The records should be written out in full, with nothing altered.

--- TASK INPUT ---

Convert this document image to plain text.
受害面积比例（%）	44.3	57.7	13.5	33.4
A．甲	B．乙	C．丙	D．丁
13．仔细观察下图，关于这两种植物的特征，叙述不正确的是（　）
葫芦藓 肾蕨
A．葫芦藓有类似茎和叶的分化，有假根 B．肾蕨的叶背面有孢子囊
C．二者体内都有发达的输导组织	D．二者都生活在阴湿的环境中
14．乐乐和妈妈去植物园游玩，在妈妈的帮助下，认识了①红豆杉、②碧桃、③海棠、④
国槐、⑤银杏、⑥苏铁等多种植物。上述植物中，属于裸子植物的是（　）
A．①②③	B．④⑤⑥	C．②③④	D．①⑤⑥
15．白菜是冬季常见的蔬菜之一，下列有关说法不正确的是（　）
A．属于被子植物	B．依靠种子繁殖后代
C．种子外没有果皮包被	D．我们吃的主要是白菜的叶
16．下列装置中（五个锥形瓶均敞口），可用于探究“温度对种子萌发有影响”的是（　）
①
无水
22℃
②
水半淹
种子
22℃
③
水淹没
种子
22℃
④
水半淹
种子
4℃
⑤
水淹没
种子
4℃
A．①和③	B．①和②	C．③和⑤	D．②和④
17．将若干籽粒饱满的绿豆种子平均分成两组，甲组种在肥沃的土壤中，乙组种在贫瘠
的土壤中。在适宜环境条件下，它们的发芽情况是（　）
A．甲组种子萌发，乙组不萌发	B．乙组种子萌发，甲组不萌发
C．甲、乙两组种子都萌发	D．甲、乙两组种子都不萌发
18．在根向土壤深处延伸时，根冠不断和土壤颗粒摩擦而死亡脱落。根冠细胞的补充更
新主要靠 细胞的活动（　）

---

*OUTPUT OF THE EXERCISE*
Convert this document image to plain text.
受害面积比例（%）	44.3	57.7	13.5	33.4
A．甲	B．乙	C．丙	D．丁
13．仔细观察下图，关于这两种植物的特征，叙述不正确的是（　）
葫芦藓 肾蕨
A．葫芦藓有类似茎和叶的分化，有假根 B．肾蕨的叶背面有孢子囊
C．二者体内都有发达的输导组织	D．二者都生活在阴湿的环境中
14．乐乐和妈妈去植物园游玩，在妈妈的帮助下，认识了①红豆杉、②碧桃、③海棠、④
国槐、⑤银杏、⑥苏铁等多种植物。上述植物中，属于裸子植物的是（　）
A．①②③	B．④⑤⑥	C．②③④	D．①⑤⑥
15．白菜是冬季常见的蔬菜之一，下列有关说法不正确的是（　）
A．属于被子植物	B．依靠种子繁殖后代
C．种子外没有果皮包被	D．我们吃的主要是白菜的叶
16．下列装置中（五个锥形瓶均敞口），可用于探究“温度对种子萌发有影响”的是（　）
①
无水
22℃
②
水半淹
种子
22℃
③
水淹没
种子
22℃
④
水半淹
种子
4℃
⑤
水淹没
种子
4℃
A．①和③	B．①和②	C．③和⑤	D．②和④
17．将若干籽粒饱满的绿豆种子平均分成两组，甲组种在肥沃的土壤中，乙组种在贫瘠
的土壤中。在适宜环境条件下，它们的发芽情况是（　）
A．甲组种子萌发，乙组不萌发	B．乙组种子萌发，甲组不萌发
C．甲、乙两组种子都萌发	D．甲、乙两组种子都不萌发
18．在根向土壤深处延伸时，根冠不断和土壤颗粒摩擦而死亡脱落。根冠细胞的补充更
新主要靠 细胞的活动（　）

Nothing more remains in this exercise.